● Goal
Exactly as given, repeat all of the entries.

● Data for the task
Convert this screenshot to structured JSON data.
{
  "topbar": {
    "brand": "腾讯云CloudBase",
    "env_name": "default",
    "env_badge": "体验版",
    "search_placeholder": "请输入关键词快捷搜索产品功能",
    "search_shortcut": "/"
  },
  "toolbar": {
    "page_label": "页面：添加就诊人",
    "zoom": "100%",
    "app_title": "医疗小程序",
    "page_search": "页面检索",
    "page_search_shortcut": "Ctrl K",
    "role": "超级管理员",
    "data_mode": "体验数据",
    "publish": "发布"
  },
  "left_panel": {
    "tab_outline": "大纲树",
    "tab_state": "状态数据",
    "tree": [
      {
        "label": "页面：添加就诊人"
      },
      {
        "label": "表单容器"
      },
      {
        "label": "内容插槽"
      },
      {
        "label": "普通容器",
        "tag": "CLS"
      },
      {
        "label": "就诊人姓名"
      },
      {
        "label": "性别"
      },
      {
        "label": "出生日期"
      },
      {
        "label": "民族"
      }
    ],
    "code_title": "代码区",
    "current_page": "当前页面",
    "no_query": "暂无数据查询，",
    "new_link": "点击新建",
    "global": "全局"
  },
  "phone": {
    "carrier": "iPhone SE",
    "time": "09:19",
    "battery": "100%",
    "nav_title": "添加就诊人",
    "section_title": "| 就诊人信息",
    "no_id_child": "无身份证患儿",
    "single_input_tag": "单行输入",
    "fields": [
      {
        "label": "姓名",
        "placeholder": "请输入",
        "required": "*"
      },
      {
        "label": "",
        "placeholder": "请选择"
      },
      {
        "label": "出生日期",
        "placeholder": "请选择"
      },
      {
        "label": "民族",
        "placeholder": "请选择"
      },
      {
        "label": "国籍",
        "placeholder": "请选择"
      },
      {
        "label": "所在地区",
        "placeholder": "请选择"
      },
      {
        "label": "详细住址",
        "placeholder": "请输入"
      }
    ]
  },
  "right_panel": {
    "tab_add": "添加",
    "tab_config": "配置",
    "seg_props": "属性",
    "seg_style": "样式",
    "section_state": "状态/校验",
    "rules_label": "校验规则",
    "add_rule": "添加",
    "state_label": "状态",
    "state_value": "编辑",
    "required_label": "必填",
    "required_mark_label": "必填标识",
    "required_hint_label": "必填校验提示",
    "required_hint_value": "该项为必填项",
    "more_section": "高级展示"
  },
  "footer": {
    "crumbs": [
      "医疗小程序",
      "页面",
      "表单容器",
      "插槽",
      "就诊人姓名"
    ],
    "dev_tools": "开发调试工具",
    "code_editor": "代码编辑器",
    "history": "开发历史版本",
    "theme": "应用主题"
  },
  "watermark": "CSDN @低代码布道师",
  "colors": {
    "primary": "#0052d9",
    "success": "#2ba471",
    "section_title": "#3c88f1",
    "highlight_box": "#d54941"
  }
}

● Task solution
Convert this screenshot to structured JSON data.
{
  "topbar": {
    "brand": "腾讯云CloudBase",
    "env_name": "default",
    "env_badge": "体验版",
    "search_placeholder": "请输入关键词快捷搜索产品功能",
    "search_shortcut": "/"
  },
  "toolbar": {
    "page_label": "页面：添加就诊人",
    "zoom": "100%",
    "app_title": "医疗小程序",
    "page_search": "页面检索",
    "page_search_shortcut": "Ctrl K",
    "role": "超级管理员",
    "data_mode": "体验数据",
    "publish": "发布"
  },
  "left_panel": {
    "tab_outline": "大纲树",
    "tab_state": "状态数据",
    "tree": [
      {
        "label": "页面：添加就诊人"
      },
      {
        "label": "表单容器"
      },
      {
        "label": "内容插槽"
      },
      {
        "label": "普通容器",
        "tag": "CLS"
      },
      {
        "label": "就诊人姓名"
      },
      {
        "label": "性别"
      },
      {
        "label": "出生日期"
      },
      {
        "label": "民族"
      }
    ],
    "code_title": "代码区",
    "current_page": "当前页面",
    "no_query": "暂无数据查询，",
    "new_link": "点击新建",
    "global": "全局"
  },
  "phone": {
    "carrier": "iPhone SE",
    "time": "09:19",
    "battery": "100%",
    "nav_title": "添加就诊人",
    "section_title": "| 就诊人信息",
    "no_id_child": "无身份证患儿",
    "single_input_tag": "单行输入",
    "fields": [
      {
        "label": "姓名",
        "placeholder": "请输入",
        "required": "*"
      },
      {
        "label": "",
        "placeholder": "请选择"
      },
      {
        "label": "出生日期",
        "placeholder": "请选择"
      },
      {
        "label": "民族",
        "placeholder": "请选择"
      },
      {
        "label": "国籍",
        "placeholder": "请选择"
      },
      {
        "label": "所在地区",
        "placeholder": "请选择"
      },
      {
        "label": "详细住址",
        "placeholder": "请输入"
      }
    ]
  },
  "right_panel": {
    "tab_add": "添加",
    "tab_config": "配置",
    "seg_props": "属性",
    "seg_style": "样式",
    "section_state": "状态/校验",
    "rules_label": "校验规则",
    "add_rule": "添加",
    "state_label": "状态",
    "state_value": "编辑",
    "required_label": "必填",
    "required_mark_label": "必填标识",
    "required_hint_label": "必填校验提示",
    "required_hint_value": "该项为必填项",
    "more_section": "高级展示"
  },
  "footer": {
    "crumbs": [
      "医疗小程序",
      "页面",
      "表单容器",
      "插槽",
      "就诊人姓名"
    ],
    "dev_tools": "开发调试工具",
    "code_editor": "代码编辑器",
    "history": "开发历史版本",
    "theme": "应用主题"
  },
  "watermark": "CSDN @低代码布道师",
  "colors": {
    "primary": "#0052d9",
    "success": "#2ba471",
    "section_title": "#3c88f1",
    "highlight_box": "#d54941"
  }
}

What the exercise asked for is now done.